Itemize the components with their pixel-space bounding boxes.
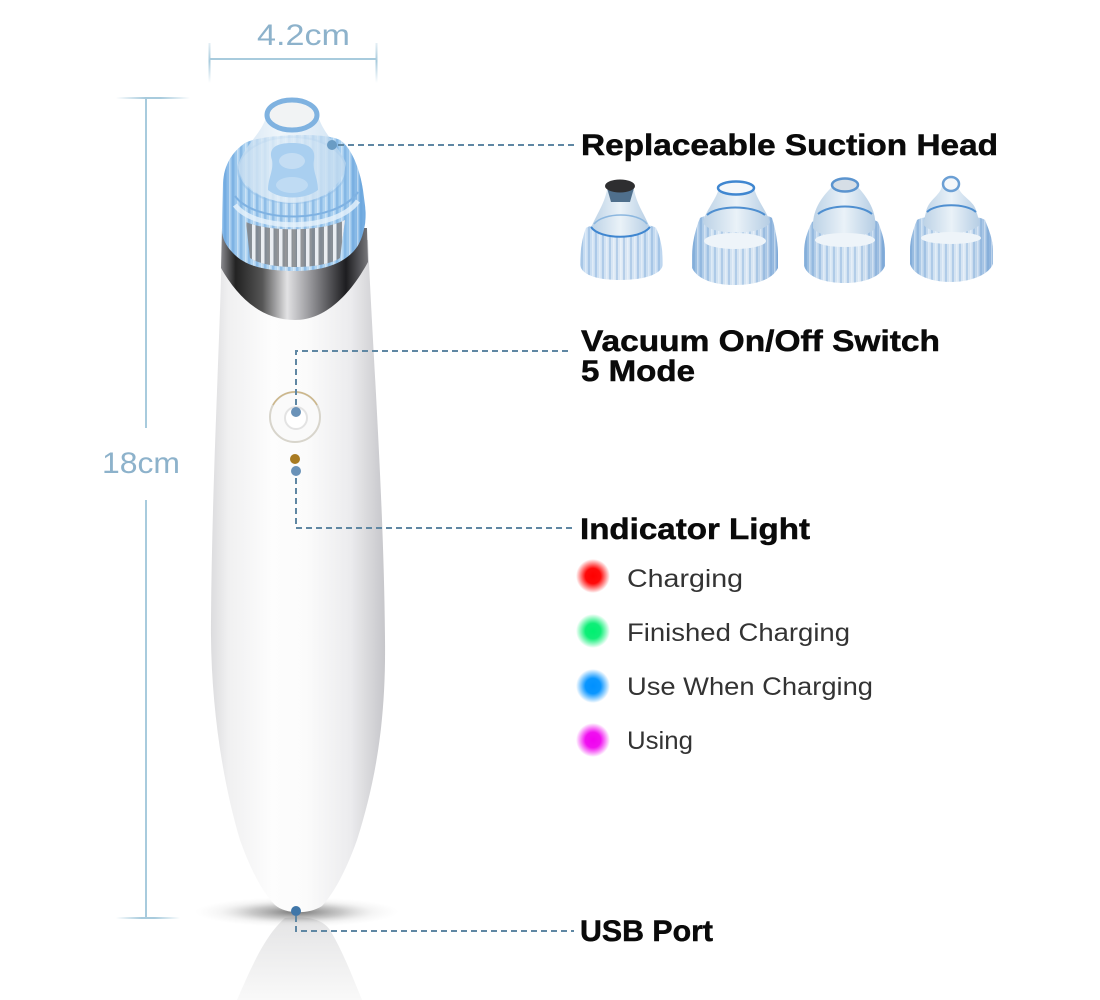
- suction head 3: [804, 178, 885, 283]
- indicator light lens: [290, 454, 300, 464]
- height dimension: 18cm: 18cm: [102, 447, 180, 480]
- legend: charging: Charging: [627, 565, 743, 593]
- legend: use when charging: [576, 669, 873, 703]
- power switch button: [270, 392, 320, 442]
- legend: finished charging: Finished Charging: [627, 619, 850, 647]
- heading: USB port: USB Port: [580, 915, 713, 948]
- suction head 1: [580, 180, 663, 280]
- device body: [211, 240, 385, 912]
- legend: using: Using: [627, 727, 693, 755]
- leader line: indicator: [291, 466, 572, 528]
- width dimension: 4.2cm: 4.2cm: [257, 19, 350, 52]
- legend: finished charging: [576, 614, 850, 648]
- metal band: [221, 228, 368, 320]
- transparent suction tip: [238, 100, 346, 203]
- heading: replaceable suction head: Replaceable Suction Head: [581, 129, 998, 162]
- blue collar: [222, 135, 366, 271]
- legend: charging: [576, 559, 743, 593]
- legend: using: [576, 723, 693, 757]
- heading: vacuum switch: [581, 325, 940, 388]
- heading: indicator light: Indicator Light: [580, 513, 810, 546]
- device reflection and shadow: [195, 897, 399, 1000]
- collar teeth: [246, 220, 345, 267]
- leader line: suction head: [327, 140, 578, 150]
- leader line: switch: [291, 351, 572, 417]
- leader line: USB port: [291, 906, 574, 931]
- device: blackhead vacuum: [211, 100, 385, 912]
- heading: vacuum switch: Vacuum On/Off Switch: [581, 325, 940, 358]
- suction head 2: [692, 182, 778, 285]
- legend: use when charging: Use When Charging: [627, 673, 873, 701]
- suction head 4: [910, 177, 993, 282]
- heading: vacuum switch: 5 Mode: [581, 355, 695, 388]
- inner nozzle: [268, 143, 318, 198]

--

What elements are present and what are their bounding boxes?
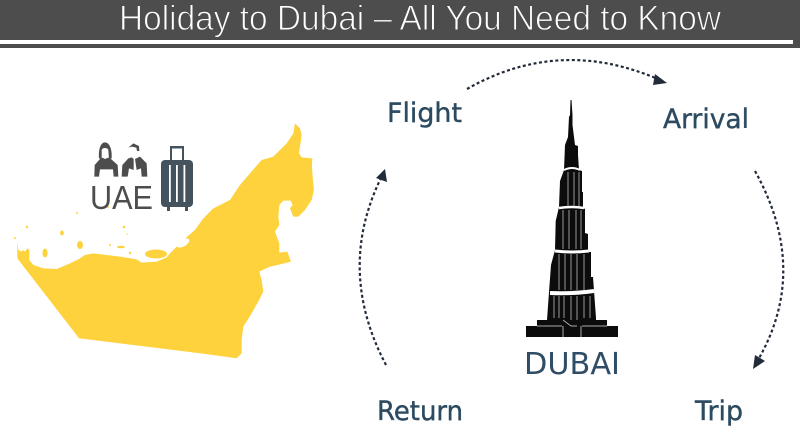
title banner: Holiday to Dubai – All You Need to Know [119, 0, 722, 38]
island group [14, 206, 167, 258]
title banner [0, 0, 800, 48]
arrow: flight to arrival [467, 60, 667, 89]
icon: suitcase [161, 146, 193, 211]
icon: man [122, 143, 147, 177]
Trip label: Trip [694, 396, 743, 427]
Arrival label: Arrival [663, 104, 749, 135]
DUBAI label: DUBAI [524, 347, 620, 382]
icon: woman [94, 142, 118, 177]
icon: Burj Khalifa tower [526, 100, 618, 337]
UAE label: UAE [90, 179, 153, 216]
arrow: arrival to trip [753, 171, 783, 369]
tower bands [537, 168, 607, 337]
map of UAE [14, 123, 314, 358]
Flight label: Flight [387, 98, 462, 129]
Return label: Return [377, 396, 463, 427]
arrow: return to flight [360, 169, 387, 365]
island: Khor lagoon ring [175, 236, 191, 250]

● TASK DIRECTIONS
Copy the lines starting at the line containing "What elements are" and ending at the line containing "island: Khor lagoon ring [175, 236, 191, 250]", including both, with the pictures left out.

● ANSWER
What elements are present and what are their bounding boxes?
title banner: Holiday to Dubai – All You Need to Know [119, 0, 722, 38]
island group [14, 206, 167, 258]
title banner [0, 0, 800, 48]
arrow: flight to arrival [467, 60, 667, 89]
icon: suitcase [161, 146, 193, 211]
icon: man [122, 143, 147, 177]
Trip label: Trip [694, 396, 743, 427]
Arrival label: Arrival [663, 104, 749, 135]
DUBAI label: DUBAI [524, 347, 620, 382]
icon: woman [94, 142, 118, 177]
icon: Burj Khalifa tower [526, 100, 618, 337]
UAE label: UAE [90, 179, 153, 216]
arrow: arrival to trip [753, 171, 783, 369]
tower bands [537, 168, 607, 337]
map of UAE [14, 123, 314, 358]
Flight label: Flight [387, 98, 462, 129]
Return label: Return [377, 396, 463, 427]
arrow: return to flight [360, 169, 387, 365]
island: Khor lagoon ring [175, 236, 191, 250]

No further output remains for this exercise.